Leave the pictures out. Return all other data exactly.

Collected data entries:
* * *

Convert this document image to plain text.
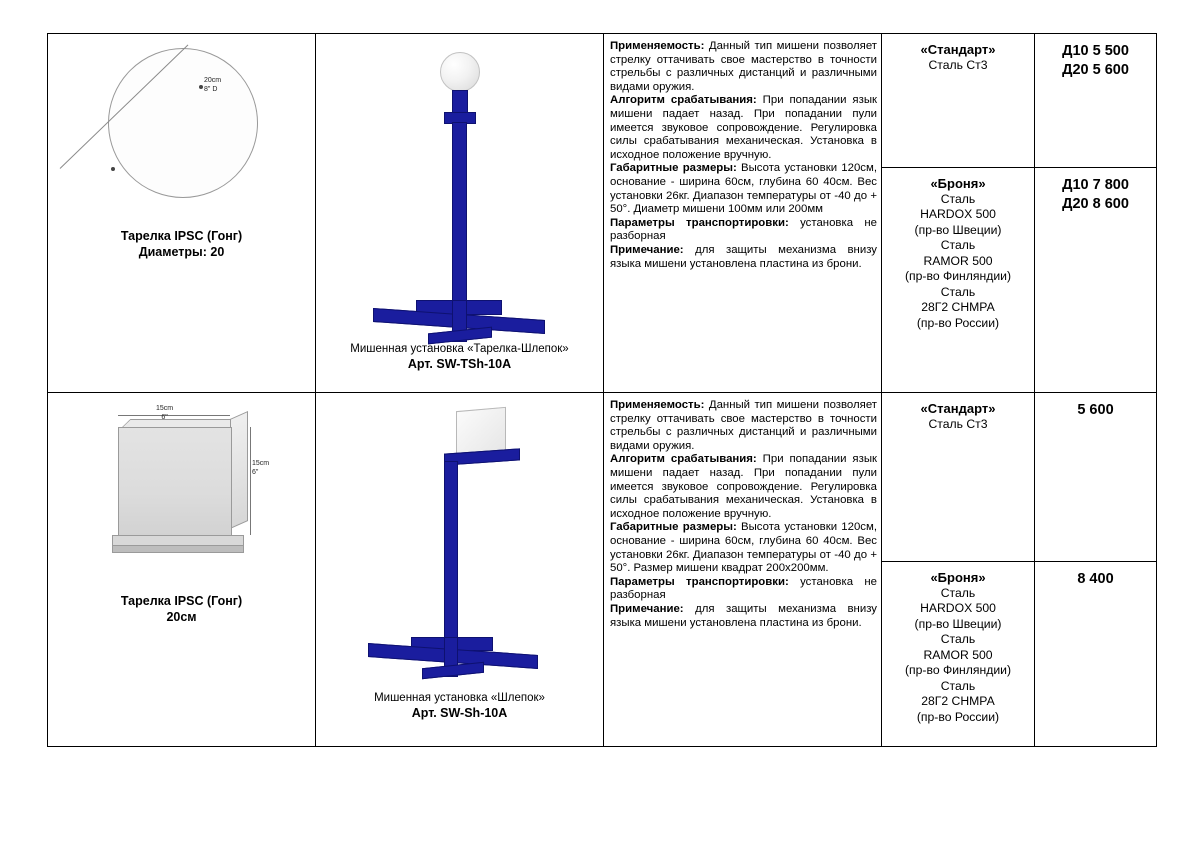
20cm
8" D
Тарелка IPSC (Гонг)
Диаметры: 20

Мишенная установка «Тарелка-Шлепок»
Арт. SW-TSh-10A

Применяемость: Данный тип мишени позволяет стрелку оттачивать свое мастерство в точности стрельбы с различных дистанций и различными видами оружия.

Алгоритм срабатывания: При попадании язык мишени падает назад. При попадании пули имеется звуковое сопровождение. Регулировка силы срабатывания механическая. Установка в исходное положение вручную.

Габаритные размеры: Высота установки 120см, основание - ширина 60см, глубина 60 40см. Вес установки 26кг. Диапазон температуры от -40 до + 50°. Диаметр мишени 100мм или 200мм

Параметры транспортировки: установка не разборная

Примечание: для защиты механизма внизу языка мишени установлена пластина из брони.

«Стандарт»
Сталь Ст3

Д10 5 500
Д20 5 600

«Броня»
Сталь
HARDOX 500
(пр-во Швеции)
Сталь
RAMOR 500
(пр-во Финляндии)
Сталь
28Г2 СНМРА
(пр-во России)

Д10 7 800
Д20 8 600

15cm
6"
15cm
6"
Тарелка IPSC (Гонг)
20см

Мишенная установка «Шлепок»
Арт. SW-Sh-10A

Применяемость: Данный тип мишени позволяет стрелку оттачивать свое мастерство в точности стрельбы с различных дистанций и различными видами оружия.

Алгоритм срабатывания: При попадании язык мишени падает назад. При попадании пули имеется звуковое сопровождение. Регулировка силы срабатывания механическая. Установка в исходное положение вручную.

Габаритные размеры: Высота установки 120см, основание - ширина 60см, глубина 60 40см. Вес установки 26кг. Диапазон температуры от -40 до + 50°. Размер мишени квадрат 200х200мм.

Параметры транспортировки: установка не разборная

Примечание: для защиты механизма внизу языка мишени установлена пластина из брони.

«Стандарт»
Сталь Ст3

5 600

«Броня»
Сталь
HARDOX 500
(пр-во Швеции)
Сталь
RAMOR 500
(пр-во Финляндии)
Сталь
28Г2 СНМРА
(пр-во России)

8 400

* * *

WRITTEN RESPONSE:
Convert this document image to plain text.
20cm
8" D
Тарелка IPSC (Гонг)
Диаметры: 20

Мишенная установка «Тарелка-Шлепок»
Арт. SW-TSh-10A

Применяемость: Данный тип мишени позволяет стрелку оттачивать свое мастерство в точности стрельбы с различных дистанций и различными видами оружия.

Алгоритм срабатывания: При попадании язык мишени падает назад. При попадании пули имеется звуковое сопровождение. Регулировка силы срабатывания механическая. Установка в исходное положение вручную.

Габаритные размеры: Высота установки 120см, основание - ширина 60см, глубина 60 40см. Вес установки 26кг. Диапазон температуры от -40 до + 50°. Диаметр мишени 100мм или 200мм

Параметры транспортировки: установка не разборная

Примечание: для защиты механизма внизу языка мишени установлена пластина из брони.

«Стандарт»
Сталь Ст3

Д10 5 500
Д20 5 600

«Броня»
Сталь
HARDOX 500
(пр-во Швеции)
Сталь
RAMOR 500
(пр-во Финляндии)
Сталь
28Г2 СНМРА
(пр-во России)

Д10 7 800
Д20 8 600

15cm
6"
15cm
6"
Тарелка IPSC (Гонг)
20см

Мишенная установка «Шлепок»
Арт. SW-Sh-10A

Применяемость: Данный тип мишени позволяет стрелку оттачивать свое мастерство в точности стрельбы с различных дистанций и различными видами оружия.

Алгоритм срабатывания: При попадании язык мишени падает назад. При попадании пули имеется звуковое сопровождение. Регулировка силы срабатывания механическая. Установка в исходное положение вручную.

Габаритные размеры: Высота установки 120см, основание - ширина 60см, глубина 60 40см. Вес установки 26кг. Диапазон температуры от -40 до + 50°. Размер мишени квадрат 200х200мм.

Параметры транспортировки: установка не разборная

Примечание: для защиты механизма внизу языка мишени установлена пластина из брони.

«Стандарт»
Сталь Ст3

5 600

«Броня»
Сталь
HARDOX 500
(пр-во Швеции)
Сталь
RAMOR 500
(пр-во Финляндии)
Сталь
28Г2 СНМРА
(пр-во России)

8 400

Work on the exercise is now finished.